§ **WHAT THE TASK ASKS**: Can you output the material exactly as written, minus any pictures it holds?

Extracts from a graphics dataset
○ ○ ○ ○ ○ ○ ○
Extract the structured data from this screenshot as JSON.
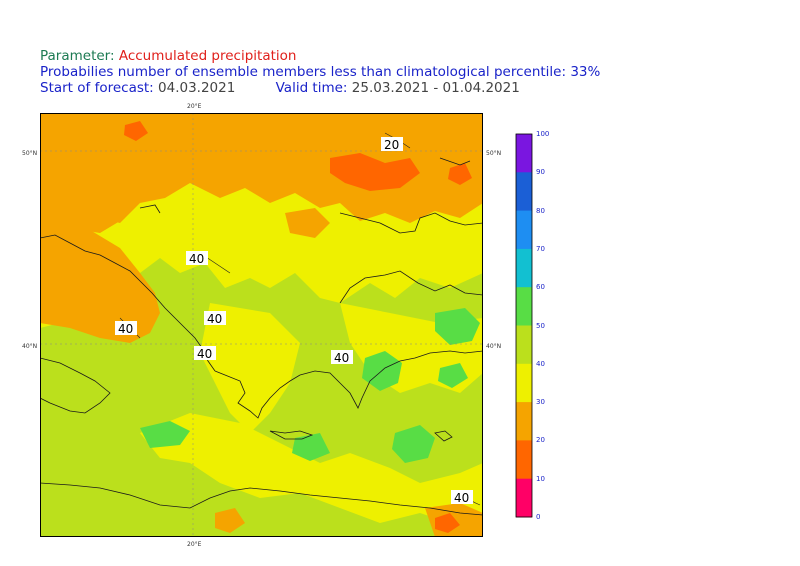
{
  "header": {
    "parameter_label": "Parameter:",
    "parameter_value": "Accumulated precipitation",
    "probability_text": "Probabilies number of ensemble members less than climatological percentile: 33%",
    "forecast_label": "Start of forecast:",
    "forecast_value": "04.03.2021",
    "valid_label": "Valid time:",
    "valid_value": "25.03.2021 - 01.04.2021"
  },
  "map": {
    "lon_label": "20°E",
    "lat_labels": [
      "50°N",
      "40°N"
    ],
    "contour_labels": [
      "20",
      "40",
      "40",
      "40",
      "40",
      "40",
      "40"
    ]
  },
  "colorbar": {
    "ticks": [
      "100",
      "90",
      "80",
      "70",
      "60",
      "50",
      "40",
      "30",
      "20",
      "10",
      "0"
    ],
    "colors": [
      "#7a16e0",
      "#1b5fd6",
      "#1e8ef2",
      "#12c0d1",
      "#58dd45",
      "#bbe01c",
      "#eef000",
      "#f5a400",
      "#ff6600",
      "#ff0066"
    ]
  },
  "colors": {
    "orange": "#f5a400",
    "dark_orange": "#ff6600",
    "yellow": "#eef000",
    "lime": "#bbe01c",
    "green": "#58dd45",
    "title_red": "#e0201b",
    "title_blue": "#1a23c9"
  }
}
○ ○ ○ ○ ○ ○ ○
§ **RESULT**:
Extract the structured data from this screenshot as JSON.
{
  "header": {
    "parameter_label": "Parameter:",
    "parameter_value": "Accumulated precipitation",
    "probability_text": "Probabilies number of ensemble members less than climatological percentile: 33%",
    "forecast_label": "Start of forecast:",
    "forecast_value": "04.03.2021",
    "valid_label": "Valid time:",
    "valid_value": "25.03.2021 - 01.04.2021"
  },
  "map": {
    "lon_label": "20°E",
    "lat_labels": [
      "50°N",
      "40°N"
    ],
    "contour_labels": [
      "20",
      "40",
      "40",
      "40",
      "40",
      "40",
      "40"
    ]
  },
  "colorbar": {
    "ticks": [
      "100",
      "90",
      "80",
      "70",
      "60",
      "50",
      "40",
      "30",
      "20",
      "10",
      "0"
    ],
    "colors": [
      "#7a16e0",
      "#1b5fd6",
      "#1e8ef2",
      "#12c0d1",
      "#58dd45",
      "#bbe01c",
      "#eef000",
      "#f5a400",
      "#ff6600",
      "#ff0066"
    ]
  },
  "colors": {
    "orange": "#f5a400",
    "dark_orange": "#ff6600",
    "yellow": "#eef000",
    "lime": "#bbe01c",
    "green": "#58dd45",
    "title_red": "#e0201b",
    "title_blue": "#1a23c9"
  }
}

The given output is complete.